- [PROBLEM TO SOLVE]
Extract every line that contains the string "name".

- [EXERCISE MATERIALS]

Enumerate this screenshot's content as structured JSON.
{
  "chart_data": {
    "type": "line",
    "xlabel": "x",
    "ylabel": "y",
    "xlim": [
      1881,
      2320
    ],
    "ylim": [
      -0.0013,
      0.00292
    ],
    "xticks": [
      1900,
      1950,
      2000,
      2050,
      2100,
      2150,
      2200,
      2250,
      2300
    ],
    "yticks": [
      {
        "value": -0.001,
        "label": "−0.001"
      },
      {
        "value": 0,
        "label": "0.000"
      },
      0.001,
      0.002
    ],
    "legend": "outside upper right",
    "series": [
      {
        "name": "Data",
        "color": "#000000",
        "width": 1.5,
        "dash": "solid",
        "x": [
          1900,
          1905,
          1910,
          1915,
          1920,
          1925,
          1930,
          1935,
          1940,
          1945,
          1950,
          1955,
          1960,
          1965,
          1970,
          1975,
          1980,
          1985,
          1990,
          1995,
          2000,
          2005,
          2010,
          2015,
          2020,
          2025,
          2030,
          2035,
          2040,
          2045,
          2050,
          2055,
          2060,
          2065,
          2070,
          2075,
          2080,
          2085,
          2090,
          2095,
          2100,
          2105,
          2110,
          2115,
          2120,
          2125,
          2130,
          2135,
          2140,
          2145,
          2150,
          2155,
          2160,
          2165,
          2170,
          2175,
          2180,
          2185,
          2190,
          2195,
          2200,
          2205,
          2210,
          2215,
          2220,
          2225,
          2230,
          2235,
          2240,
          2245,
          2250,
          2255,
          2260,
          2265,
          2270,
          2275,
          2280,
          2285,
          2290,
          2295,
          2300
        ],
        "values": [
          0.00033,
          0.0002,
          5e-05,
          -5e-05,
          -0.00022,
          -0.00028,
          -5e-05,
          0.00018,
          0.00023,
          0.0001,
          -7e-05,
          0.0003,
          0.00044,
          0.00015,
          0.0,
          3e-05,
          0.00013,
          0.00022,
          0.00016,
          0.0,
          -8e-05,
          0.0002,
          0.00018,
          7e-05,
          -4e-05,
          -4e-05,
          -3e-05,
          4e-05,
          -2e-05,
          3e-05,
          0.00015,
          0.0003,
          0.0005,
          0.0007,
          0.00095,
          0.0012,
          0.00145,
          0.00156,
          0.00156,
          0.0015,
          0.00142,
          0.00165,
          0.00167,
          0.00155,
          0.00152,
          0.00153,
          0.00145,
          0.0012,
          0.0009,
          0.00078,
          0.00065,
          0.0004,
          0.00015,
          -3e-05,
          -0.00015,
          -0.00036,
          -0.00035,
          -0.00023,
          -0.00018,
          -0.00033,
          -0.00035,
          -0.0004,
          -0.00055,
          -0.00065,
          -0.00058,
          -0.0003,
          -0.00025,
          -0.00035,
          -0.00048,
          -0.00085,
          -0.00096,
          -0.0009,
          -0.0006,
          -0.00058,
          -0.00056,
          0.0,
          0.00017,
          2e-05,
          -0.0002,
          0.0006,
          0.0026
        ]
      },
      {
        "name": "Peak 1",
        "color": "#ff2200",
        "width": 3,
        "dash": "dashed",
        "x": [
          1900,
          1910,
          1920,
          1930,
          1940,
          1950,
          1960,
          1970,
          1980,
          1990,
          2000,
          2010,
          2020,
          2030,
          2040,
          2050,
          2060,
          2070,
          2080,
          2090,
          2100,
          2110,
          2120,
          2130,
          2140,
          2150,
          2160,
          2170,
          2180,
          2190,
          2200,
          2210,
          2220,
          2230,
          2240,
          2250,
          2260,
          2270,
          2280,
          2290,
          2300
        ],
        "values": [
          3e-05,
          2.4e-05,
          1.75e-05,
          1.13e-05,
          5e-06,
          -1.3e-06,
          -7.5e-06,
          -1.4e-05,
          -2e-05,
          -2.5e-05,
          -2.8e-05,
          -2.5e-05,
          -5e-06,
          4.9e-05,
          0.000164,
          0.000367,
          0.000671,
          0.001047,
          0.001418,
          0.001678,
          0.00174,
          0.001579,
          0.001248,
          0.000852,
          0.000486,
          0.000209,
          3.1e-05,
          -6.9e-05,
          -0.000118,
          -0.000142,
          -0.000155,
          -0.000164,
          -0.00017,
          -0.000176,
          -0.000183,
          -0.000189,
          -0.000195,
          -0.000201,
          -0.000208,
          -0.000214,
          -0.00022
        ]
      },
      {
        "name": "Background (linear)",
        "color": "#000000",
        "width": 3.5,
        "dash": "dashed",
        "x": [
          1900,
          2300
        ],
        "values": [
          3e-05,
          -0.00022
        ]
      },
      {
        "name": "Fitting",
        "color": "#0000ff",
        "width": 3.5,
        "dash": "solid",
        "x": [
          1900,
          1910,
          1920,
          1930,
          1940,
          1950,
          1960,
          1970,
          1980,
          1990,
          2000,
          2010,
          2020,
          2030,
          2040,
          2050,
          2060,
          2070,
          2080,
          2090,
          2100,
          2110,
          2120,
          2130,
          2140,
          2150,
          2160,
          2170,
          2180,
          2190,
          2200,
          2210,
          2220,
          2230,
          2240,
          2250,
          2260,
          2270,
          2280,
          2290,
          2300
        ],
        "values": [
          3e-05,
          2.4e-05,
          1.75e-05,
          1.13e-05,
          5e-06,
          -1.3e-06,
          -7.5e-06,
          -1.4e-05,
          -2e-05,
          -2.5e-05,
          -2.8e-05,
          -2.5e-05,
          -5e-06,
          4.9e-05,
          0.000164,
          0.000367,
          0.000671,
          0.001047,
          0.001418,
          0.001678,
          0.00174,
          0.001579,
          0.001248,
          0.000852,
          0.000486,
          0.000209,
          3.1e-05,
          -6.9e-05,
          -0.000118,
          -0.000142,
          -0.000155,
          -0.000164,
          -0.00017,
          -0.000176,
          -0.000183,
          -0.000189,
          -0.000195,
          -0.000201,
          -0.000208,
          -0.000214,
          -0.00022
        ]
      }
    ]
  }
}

- [EXERCISE ANSWER]
        "name": "Data",
        "name": "Peak 1",
        "name": "Background (linear)",
        "name": "Fitting",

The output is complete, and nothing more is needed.